**Page element annotations:**
◇ ◇ ◇ ◇
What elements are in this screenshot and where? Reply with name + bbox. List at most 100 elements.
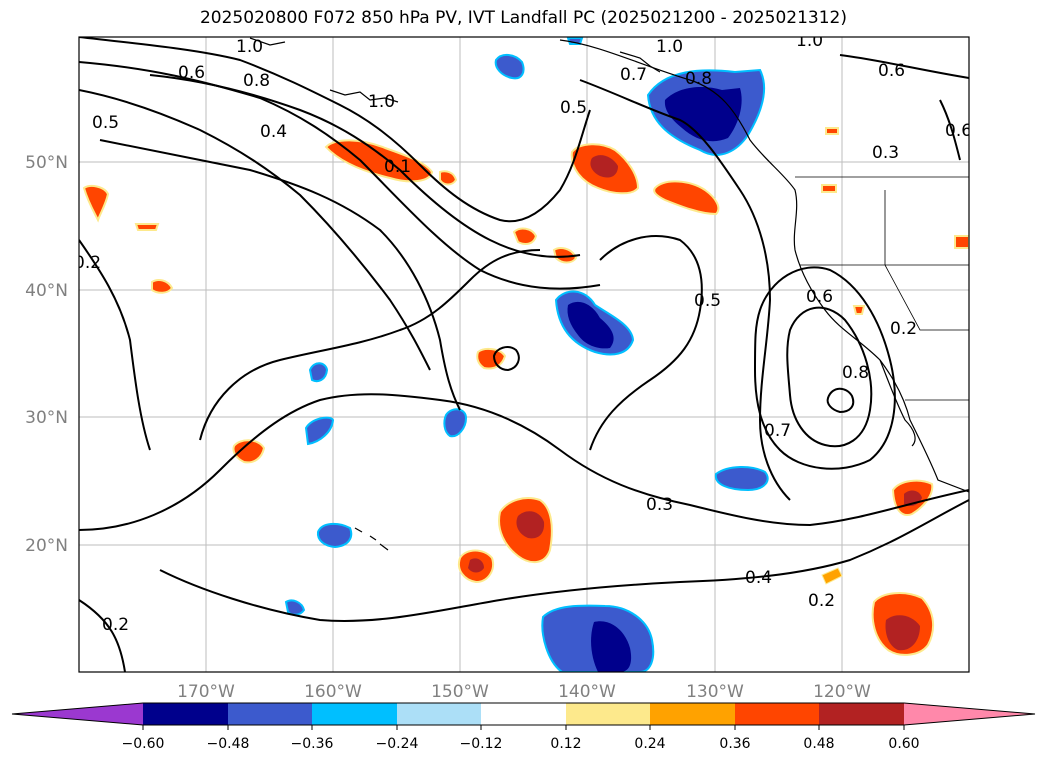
pv-blob-22n-145w-core: [516, 511, 545, 539]
pv-blob-southeast-core: [885, 615, 920, 651]
contour-0-3: [79, 393, 969, 531]
contour-0-2-lower: [79, 599, 126, 672]
contour-labels: 1.0 1.0 1.0 0.6 0.8 1.0 0.5 0.4 0.5 0.7 …: [74, 31, 972, 635]
contour-label-0-2-b: 0.2: [890, 319, 917, 339]
pv-blob-40n-165w: [151, 279, 174, 294]
pv-blob-16n-120w: [821, 567, 843, 585]
contour-label-0-8-b: 0.8: [685, 69, 712, 89]
state-borders: [795, 176, 969, 401]
pv-blob-18n-148w-core: [468, 558, 484, 573]
contour-label-1-0-c: 1.0: [796, 31, 823, 51]
pv-blob-44n-145w: [512, 227, 538, 245]
pv-blob-baja: [714, 466, 769, 492]
contour-inner-ring: [826, 387, 855, 414]
contour-0-7-ring: [753, 266, 896, 470]
colorbar-label-0: −0.60: [122, 736, 165, 752]
contour-1-0-upper: [79, 37, 591, 223]
contour-label-0-6-a: 0.6: [178, 63, 205, 83]
pv-blob-subtropics-south-core: [591, 621, 632, 672]
colorbar-bin-6: [566, 703, 651, 725]
pv-blob-43n-142w: [552, 247, 578, 264]
contour-label-0-2-c: 0.2: [808, 591, 835, 611]
contour-label-0-3-a: 0.3: [872, 143, 899, 163]
pv-blob-hawaii: [316, 522, 353, 549]
pv-blob-38n-core: [567, 301, 614, 349]
colorbar-label-1: −0.48: [207, 736, 250, 752]
ivt-contours: [79, 37, 969, 672]
coastline-alaska-islands: [249, 37, 661, 103]
contour-label-0-4-a: 0.4: [260, 122, 287, 142]
pv-blob-48n-132w: [653, 180, 720, 216]
contour-label-0-5-b: 0.5: [92, 113, 119, 133]
colorbar-label-4: −0.12: [460, 736, 503, 752]
lon-label-130w: 130°W: [686, 682, 744, 702]
colorbar: −0.60 −0.48 −0.36 −0.24 −0.12 0.12 0.24 …: [11, 702, 1036, 752]
contour-label-0-8-c: 0.8: [842, 363, 869, 383]
colorbar-label-8: 0.48: [803, 736, 834, 752]
pv-blob-oregon: [821, 184, 837, 193]
lat-label-40n: 40°N: [25, 281, 68, 301]
colorbar-label-9: 0.60: [888, 736, 919, 752]
latitude-axis-labels: 50°N 40°N 30°N 20°N: [25, 153, 68, 556]
pv-blob-california-small: [852, 305, 866, 315]
pv-blob-west-edge: [82, 185, 110, 223]
colorbar-ticks: [142, 725, 905, 730]
coastlines: [249, 37, 969, 551]
contour-0-6: [79, 61, 601, 290]
lon-label-150w: 150°W: [431, 682, 489, 702]
contour-label-1-0-d: 1.0: [368, 92, 395, 112]
coastline-baja: [879, 359, 916, 447]
pv-blob-160w-28n: [304, 416, 335, 446]
map-panel: 1.0 1.0 1.0 0.6 0.8 1.0 0.5 0.4 0.5 0.7 …: [74, 31, 972, 672]
contour-label-0-4-b: 0.4: [745, 568, 772, 588]
coastline-hawaii: [354, 527, 389, 551]
contour-0-3-loop: [199, 249, 541, 441]
contour-label-1-0-b: 1.0: [656, 37, 683, 57]
contour-label-0-2-a: 0.2: [74, 253, 101, 273]
colorbar-bin-9: [819, 703, 904, 725]
contour-label-0-6-c: 0.6: [945, 121, 972, 141]
contour-label-0-2-d: 0.2: [102, 615, 129, 635]
pv-blob-gulf-alaska-core: [664, 87, 742, 142]
contour-0-4: [99, 139, 461, 411]
contour-label-1-0-a: 1.0: [236, 37, 263, 57]
contour-label-0-6-b: 0.6: [878, 61, 905, 81]
lon-label-170w: 170°W: [177, 682, 235, 702]
colorbar-label-6: 0.24: [634, 736, 665, 752]
coastline-north-america: [559, 39, 969, 493]
contour-label-0-5-c: 0.5: [694, 291, 721, 311]
lat-label-20n: 20°N: [25, 536, 68, 556]
colorbar-bin-7: [650, 703, 735, 725]
contour-0-5-central: [589, 235, 703, 451]
lat-label-30n: 30°N: [25, 408, 68, 428]
contour-label-0-7-b: 0.7: [764, 421, 791, 441]
contour-0-8-ring: [786, 306, 873, 448]
pv-blob-35n: [308, 362, 329, 383]
pv-negative-anomalies: [284, 37, 769, 672]
contour-label-0-1: 0.1: [384, 157, 411, 177]
border-nevada: [884, 190, 969, 331]
contour-0-5-west: [79, 89, 431, 371]
colorbar-bin-5: [481, 703, 566, 725]
colorbar-bin-4: [397, 703, 482, 725]
contour-label-0-7-a: 0.7: [620, 65, 647, 85]
map-title: 2025020800 F072 850 hPa PV, IVT Landfall…: [199, 8, 847, 28]
pv-blob-idaho: [954, 235, 969, 249]
colorbar-bin-1: [143, 703, 228, 725]
colorbar-label-7: 0.36: [719, 736, 750, 752]
longitude-axis-labels: 170°W 160°W 150°W 140°W 130°W 120°W: [177, 682, 871, 702]
contour-closed-35n: [492, 346, 520, 372]
colorbar-label-5: 0.12: [550, 736, 581, 752]
contour-label-0-5-a: 0.5: [560, 98, 587, 118]
gridlines: [79, 37, 969, 672]
colorbar-label-3: −0.24: [376, 736, 419, 752]
colorbar-label-2: −0.36: [291, 736, 334, 752]
lon-label-120w: 120°W: [813, 682, 871, 702]
pv-blob-45n-168w: [134, 223, 160, 231]
contour-0-2-south: [159, 499, 969, 622]
lon-label-160w: 160°W: [304, 682, 362, 702]
colorbar-extend-max: [904, 703, 1035, 725]
contour-label-0-8-a: 0.8: [243, 71, 270, 91]
contour-0-5-east: [579, 79, 791, 501]
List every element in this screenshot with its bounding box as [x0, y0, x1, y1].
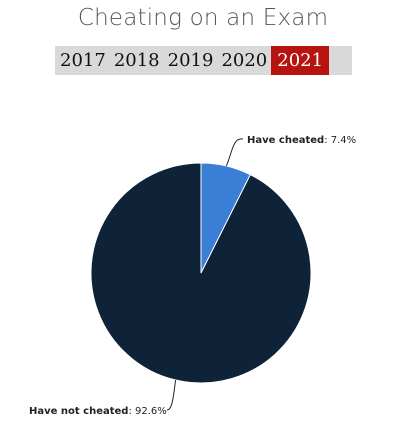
◇ ◇ ◇ ◇
**What you will do:** Retype all the records above line for line without changing anything, and leave the pictures out.

**Reply:**
What elements are in this screenshot and where? Reply with name + bbox. List at most 100 elements.
pv-blob-22n-145w-core: [516, 511, 545, 539]
pv-blob-southeast-core: [885, 615, 920, 651]
contour-0-3: [79, 393, 969, 531]
contour-0-2-lower: [79, 599, 126, 672]
contour-labels: 1.0 1.0 1.0 0.6 0.8 1.0 0.5 0.4 0.5 0.7 …: [74, 31, 972, 635]
contour-label-0-2-b: 0.2: [890, 319, 917, 339]
pv-blob-40n-165w: [151, 279, 174, 294]
pv-blob-16n-120w: [821, 567, 843, 585]
contour-label-0-8-b: 0.8: [685, 69, 712, 89]
state-borders: [795, 176, 969, 401]
pv-blob-18n-148w-core: [468, 558, 484, 573]
contour-label-1-0-c: 1.0: [796, 31, 823, 51]
pv-blob-44n-145w: [512, 227, 538, 245]
pv-blob-baja: [714, 466, 769, 492]
contour-inner-ring: [826, 387, 855, 414]
contour-0-7-ring: [753, 266, 896, 470]
colorbar-label-0: −0.60: [122, 736, 165, 752]
contour-1-0-upper: [79, 37, 591, 223]
contour-label-0-6-a: 0.6: [178, 63, 205, 83]
pv-blob-subtropics-south-core: [591, 621, 632, 672]
colorbar-bin-6: [566, 703, 651, 725]
pv-blob-43n-142w: [552, 247, 578, 264]
contour-label-0-2-c: 0.2: [808, 591, 835, 611]
contour-label-0-3-a: 0.3: [872, 143, 899, 163]
pv-blob-hawaii: [316, 522, 353, 549]
pv-blob-38n-core: [567, 301, 614, 349]
colorbar-label-1: −0.48: [207, 736, 250, 752]
ivt-contours: [79, 37, 969, 672]
coastline-alaska-islands: [249, 37, 661, 103]
contour-label-0-4-a: 0.4: [260, 122, 287, 142]
pv-blob-48n-132w: [653, 180, 720, 216]
contour-label-0-5-b: 0.5: [92, 113, 119, 133]
colorbar-label-4: −0.12: [460, 736, 503, 752]
lon-label-130w: 130°W: [686, 682, 744, 702]
colorbar: −0.60 −0.48 −0.36 −0.24 −0.12 0.12 0.24 …: [11, 702, 1036, 752]
contour-label-0-8-c: 0.8: [842, 363, 869, 383]
colorbar-label-8: 0.48: [803, 736, 834, 752]
pv-blob-oregon: [821, 184, 837, 193]
lat-label-40n: 40°N: [25, 281, 68, 301]
colorbar-label-9: 0.60: [888, 736, 919, 752]
latitude-axis-labels: 50°N 40°N 30°N 20°N: [25, 153, 68, 556]
pv-blob-california-small: [852, 305, 866, 315]
pv-blob-west-edge: [82, 185, 110, 223]
colorbar-ticks: [142, 725, 905, 730]
coastlines: [249, 37, 969, 551]
contour-0-6: [79, 61, 601, 290]
lon-label-150w: 150°W: [431, 682, 489, 702]
contour-label-1-0-d: 1.0: [368, 92, 395, 112]
coastline-baja: [879, 359, 916, 447]
pv-blob-160w-28n: [304, 416, 335, 446]
map-panel: 1.0 1.0 1.0 0.6 0.8 1.0 0.5 0.4 0.5 0.7 …: [74, 31, 972, 672]
contour-label-0-4-b: 0.4: [745, 568, 772, 588]
coastline-hawaii: [354, 527, 389, 551]
contour-0-3-loop: [199, 249, 541, 441]
contour-label-1-0-b: 1.0: [656, 37, 683, 57]
contour-label-0-2-a: 0.2: [74, 253, 101, 273]
colorbar-bin-9: [819, 703, 904, 725]
contour-label-0-6-c: 0.6: [945, 121, 972, 141]
contour-label-0-2-d: 0.2: [102, 615, 129, 635]
pv-blob-gulf-alaska-core: [664, 87, 742, 142]
contour-0-4: [99, 139, 461, 411]
contour-label-1-0-a: 1.0: [236, 37, 263, 57]
contour-label-0-6-b: 0.6: [878, 61, 905, 81]
lon-label-170w: 170°W: [177, 682, 235, 702]
colorbar-label-6: 0.24: [634, 736, 665, 752]
coastline-north-america: [559, 39, 969, 493]
contour-label-0-5-c: 0.5: [694, 291, 721, 311]
lat-label-20n: 20°N: [25, 536, 68, 556]
colorbar-bin-7: [650, 703, 735, 725]
contour-0-5-central: [589, 235, 703, 451]
lat-label-30n: 30°N: [25, 408, 68, 428]
contour-label-0-7-b: 0.7: [764, 421, 791, 441]
contour-0-8-ring: [786, 306, 873, 448]
pv-blob-35n: [308, 362, 329, 383]
pv-negative-anomalies: [284, 37, 769, 672]
contour-label-0-1: 0.1: [384, 157, 411, 177]
border-nevada: [884, 190, 969, 331]
contour-0-5-west: [79, 89, 431, 371]
colorbar-bin-5: [481, 703, 566, 725]
colorbar-bin-4: [397, 703, 482, 725]
contour-label-0-7-a: 0.7: [620, 65, 647, 85]
map-title: 2025020800 F072 850 hPa PV, IVT Landfall…: [199, 8, 847, 28]
pv-blob-idaho: [954, 235, 969, 249]
colorbar-bin-1: [143, 703, 228, 725]
colorbar-label-7: 0.36: [719, 736, 750, 752]
longitude-axis-labels: 170°W 160°W 150°W 140°W 130°W 120°W: [177, 682, 871, 702]
contour-closed-35n: [492, 346, 520, 372]
colorbar-label-5: 0.12: [550, 736, 581, 752]
contour-label-0-5-a: 0.5: [560, 98, 587, 118]
gridlines: [79, 37, 969, 672]
colorbar-label-3: −0.24: [376, 736, 419, 752]
colorbar-label-2: −0.36: [291, 736, 334, 752]
lon-label-120w: 120°W: [813, 682, 871, 702]
pv-blob-45n-168w: [134, 223, 160, 231]
contour-0-2-south: [159, 499, 969, 622]
lon-label-160w: 160°W: [304, 682, 362, 702]
colorbar-extend-max: [904, 703, 1035, 725]
contour-label-0-8-a: 0.8: [243, 71, 270, 91]
contour-0-5-east: [579, 79, 791, 501]
List every element in this screenshot with its bounding box as [x0, y0, x1, y1].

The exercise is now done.